* START *

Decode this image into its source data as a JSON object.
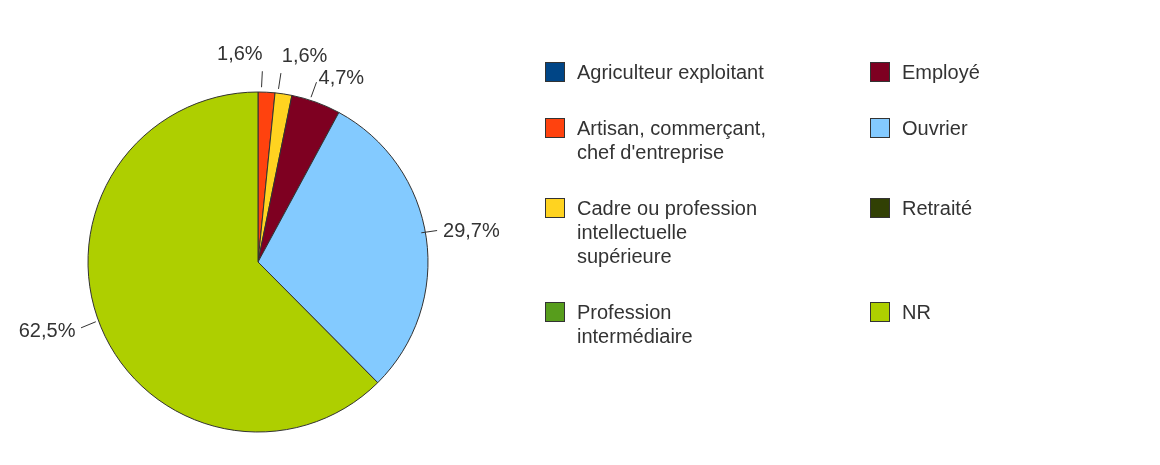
{
  "chart_data": {
    "type": "pie",
    "categories": [
      "Agriculteur exploitant",
      "Artisan, commerçant, chef d'entreprise",
      "Cadre ou profession intellectuelle supérieure",
      "Profession intermédiaire",
      "Employé",
      "Ouvrier",
      "Retraité",
      "NR"
    ],
    "values": [
      0,
      1.6,
      1.6,
      0,
      4.7,
      29.7,
      0,
      62.5
    ],
    "value_labels": [
      null,
      "1,6%",
      "1,6%",
      null,
      "4,7%",
      "29,7%",
      null,
      "62,5%"
    ],
    "colors": [
      "#004586",
      "#ff420e",
      "#ffd320",
      "#579d1c",
      "#7e0021",
      "#83caff",
      "#314004",
      "#aecf00"
    ],
    "legend": "right"
  }
}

* END *

_Problem to work on_: Leave the pictures out, and transcribe each of the records exactly.

_Solution to this task_:
Decode this image into its source data as a JSON object.
{
  "chart_data": {
    "type": "pie",
    "categories": [
      "Agriculteur exploitant",
      "Artisan, commerçant, chef d'entreprise",
      "Cadre ou profession intellectuelle supérieure",
      "Profession intermédiaire",
      "Employé",
      "Ouvrier",
      "Retraité",
      "NR"
    ],
    "values": [
      0,
      1.6,
      1.6,
      0,
      4.7,
      29.7,
      0,
      62.5
    ],
    "value_labels": [
      null,
      "1,6%",
      "1,6%",
      null,
      "4,7%",
      "29,7%",
      null,
      "62,5%"
    ],
    "colors": [
      "#004586",
      "#ff420e",
      "#ffd320",
      "#579d1c",
      "#7e0021",
      "#83caff",
      "#314004",
      "#aecf00"
    ],
    "legend": "right"
  }
}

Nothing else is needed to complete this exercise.